[[ Extracted material, beginning ]]

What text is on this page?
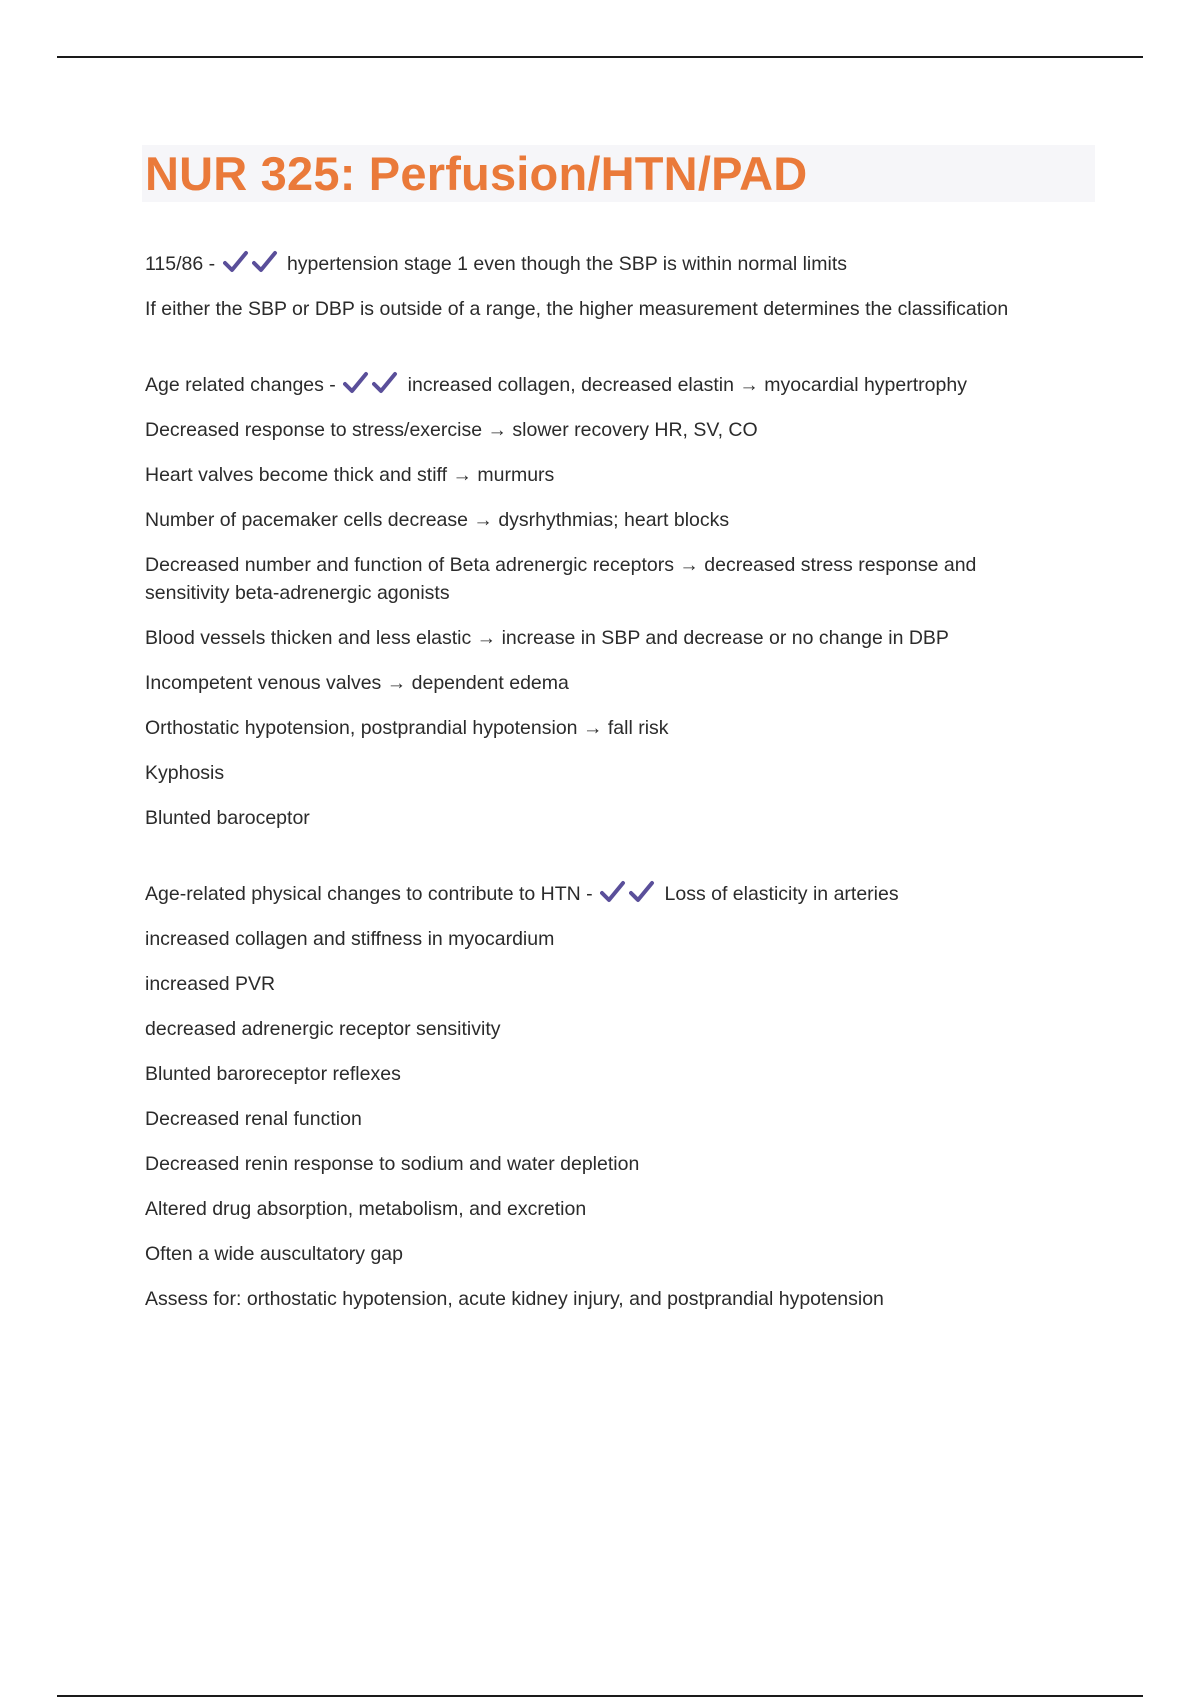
NUR 325: Perfusion/HTN/PAD

115/86 -	hypertension stage 1 even though the SBP is within normal limits

If either the SBP or DBP is outside of a range, the higher measurement determines the classification

Age related changes -	increased collagen, decreased elastin → myocardial hypertrophy

Decreased response to stress/exercise → slower recovery HR, SV, CO

Heart valves become thick and stiff → murmurs

Number of pacemaker cells decrease → dysrhythmias; heart blocks

Decreased number and function of Beta adrenergic receptors → decreased stress response and sensitivity beta-adrenergic agonists

Blood vessels thicken and less elastic → increase in SBP and decrease or no change in DBP

Incompetent venous valves → dependent edema

Orthostatic hypotension, postprandial hypotension → fall risk

Kyphosis

Blunted baroceptor

Age-related physical changes to contribute to HTN -	Loss of elasticity in arteries

increased collagen and stiffness in myocardium

increased PVR

decreased adrenergic receptor sensitivity

Blunted baroreceptor reflexes

Decreased renal function

Decreased renin response to sodium and water depletion

Altered drug absorption, metabolism, and excretion

Often a wide auscultatory gap

Assess for: orthostatic hypotension, acute kidney injury, and postprandial hypotension
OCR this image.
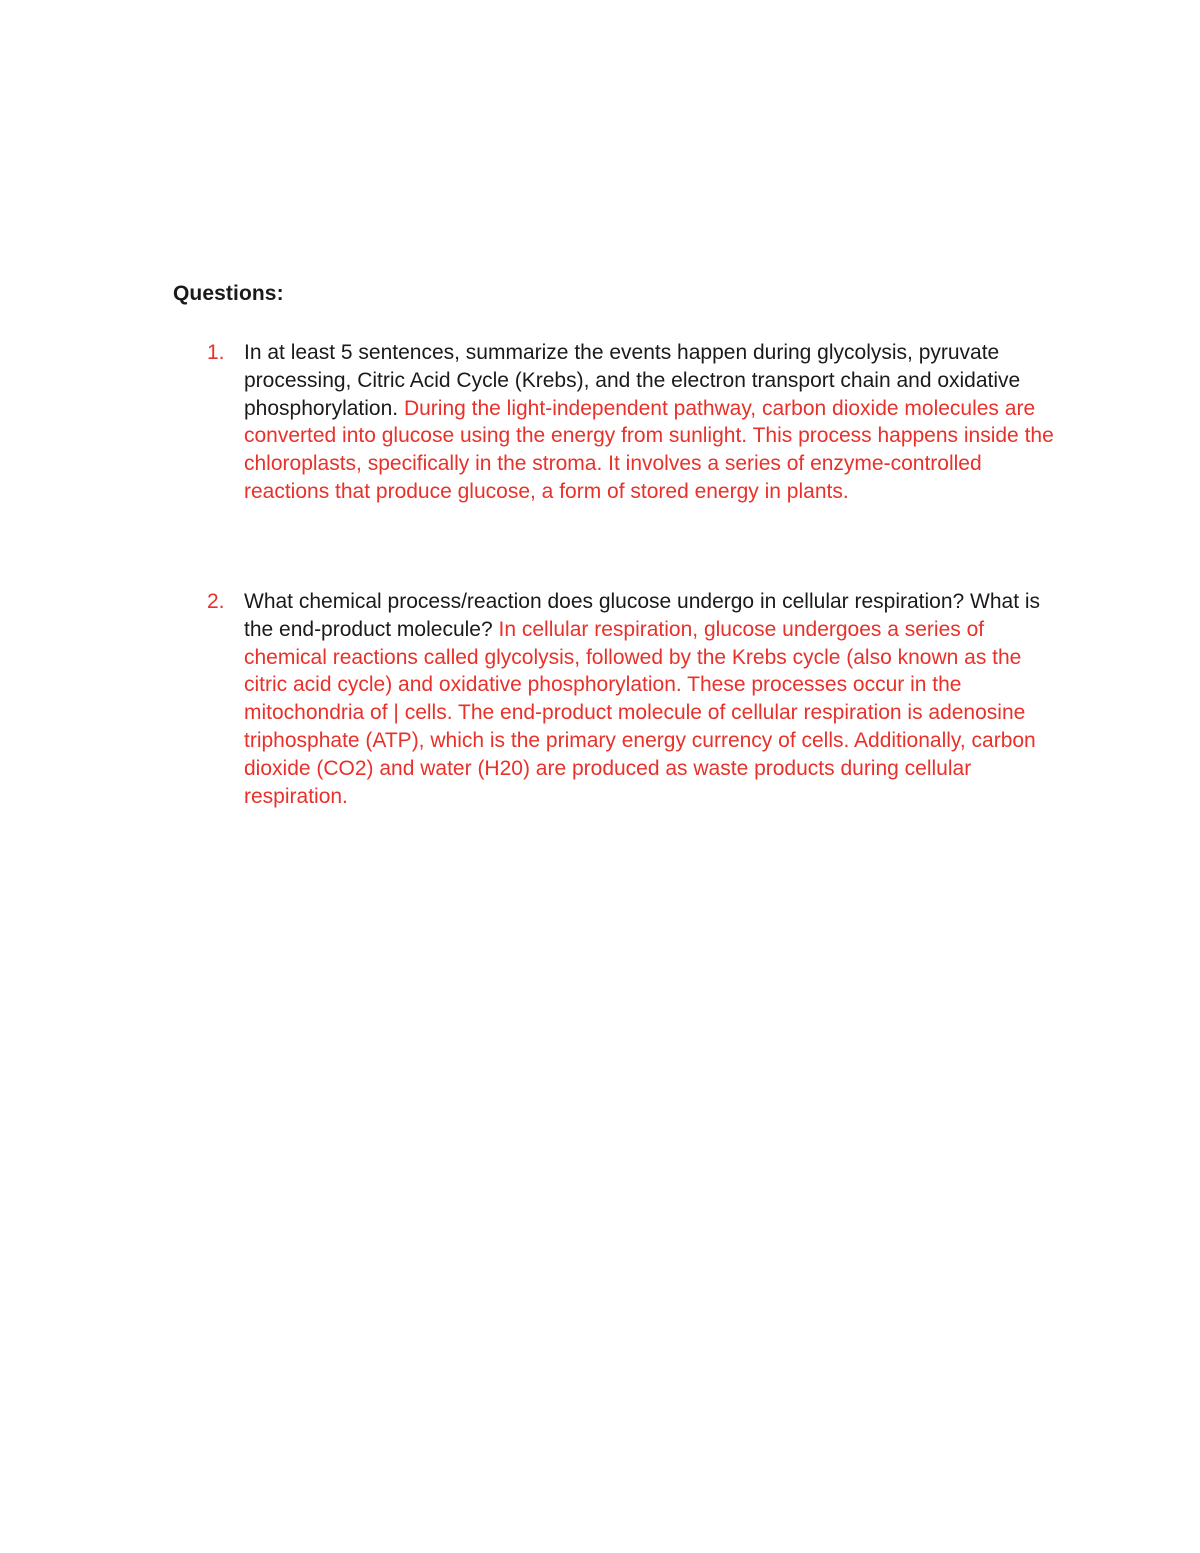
Questions:
1. In at least 5 sentences, summarize the events happen during glycolysis, pyruvate processing, Citric Acid Cycle (Krebs), and the electron transport chain and oxidative phosphorylation. During the light-independent pathway, carbon dioxide molecules are converted into glucose using the energy from sunlight. This process happens inside the chloroplasts, specifically in the stroma. It involves a series of enzyme-controlled reactions that produce glucose, a form of stored energy in plants.
2. What chemical process/reaction does glucose undergo in cellular respiration? What is the end-product molecule? In cellular respiration, glucose undergoes a series of chemical reactions called glycolysis, followed by the Krebs cycle (also known as the citric acid cycle) and oxidative phosphorylation. These processes occur in the mitochondria of | cells. The end-product molecule of cellular respiration is adenosine triphosphate (ATP), which is the primary energy currency of cells. Additionally, carbon dioxide (CO2) and water (H20) are produced as waste products during cellular respiration.
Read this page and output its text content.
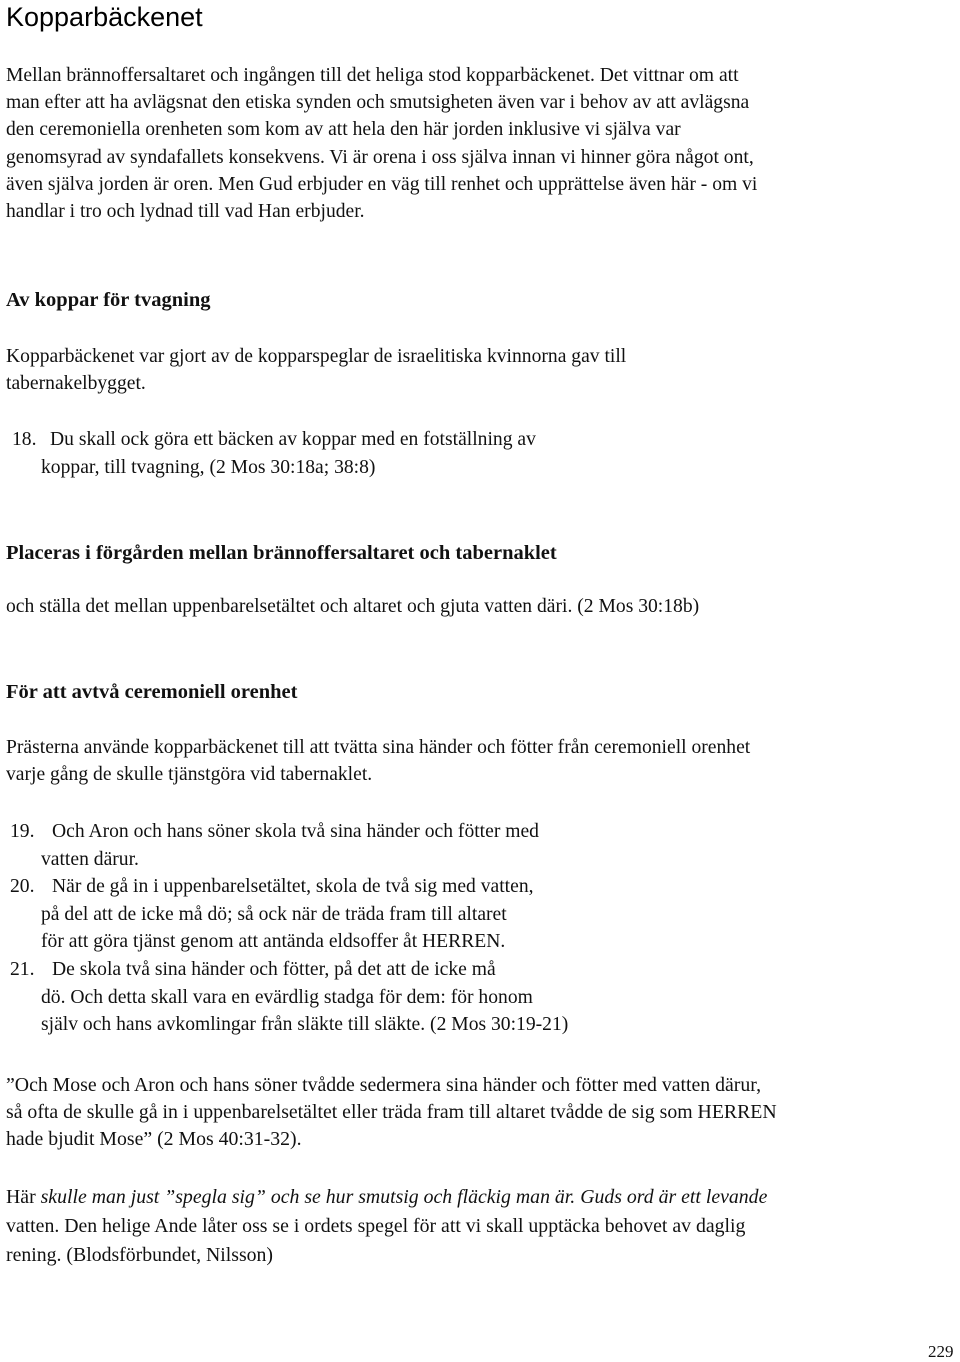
Kopparbäckenet
Mellan brännoffersaltaret och ingången till det heliga stod kopparbäckenet. Det vittnar om att
man efter att ha avlägsnat den etiska synden och smutsigheten även var i behov av att avlägsna
den ceremoniella orenheten som kom av att hela den här jorden inklusive vi själva var
genomsyrad av syndafallets konsekvens. Vi är orena i oss själva innan vi hinner göra något ont,
även själva jorden är oren. Men Gud erbjuder en väg till renhet och upprättelse även här - om vi
handlar i tro och lydnad till vad Han erbjuder.
Av koppar för tvagning
Kopparbäckenet var gjort av de kopparspeglar de israelitiska kvinnorna gav till
tabernakelbygget.
18. Du skall ock göra ett bäcken av koppar med en fotställning av
koppar, till tvagning, (2 Mos 30:18a; 38:8)
Placeras i förgården mellan brännoffersaltaret och tabernaklet
och ställa det mellan uppenbarelsetältet och altaret och gjuta vatten däri. (2 Mos 30:18b)
För att avtvå ceremoniell orenhet
Prästerna använde kopparbäckenet till att tvätta sina händer och fötter från ceremoniell orenhet
varje gång de skulle tjänstgöra vid tabernaklet.
19. Och Aron och hans söner skola två sina händer och fötter med
vatten därur.
20. När de gå in i uppenbarelsetältet, skola de två sig med vatten,
på del att de icke må dö; så ock när de träda fram till altaret
för att göra tjänst genom att antända eldsoffer åt HERREN.
21. De skola två sina händer och fötter, på det att de icke må
dö. Och detta skall vara en evärdlig stadga för dem: för honom
själv och hans avkomlingar från släkte till släkte. (2 Mos 30:19-21)
”Och Mose och Aron och hans söner tvådde sedermera sina händer och fötter med vatten därur,
så ofta de skulle gå in i uppenbarelsetältet eller träda fram till altaret tvådde de sig som HERREN
hade bjudit Mose” (2 Mos 40:31-32).
Här skulle man just ”spegla sig” och se hur smutsig och fläckig man är. Guds ord är ett levande
vatten. Den helige Ande låter oss se i ordets spegel för att vi skall upptäcka behovet av daglig
rening. (Blodsförbundet, Nilsson)
229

[[ Extracted material, end ]]

▶ **Problem to work on**: Work out how many lines of the material contain the word "själva" and answer with that number only.

▶ **Response to this exercise**: 3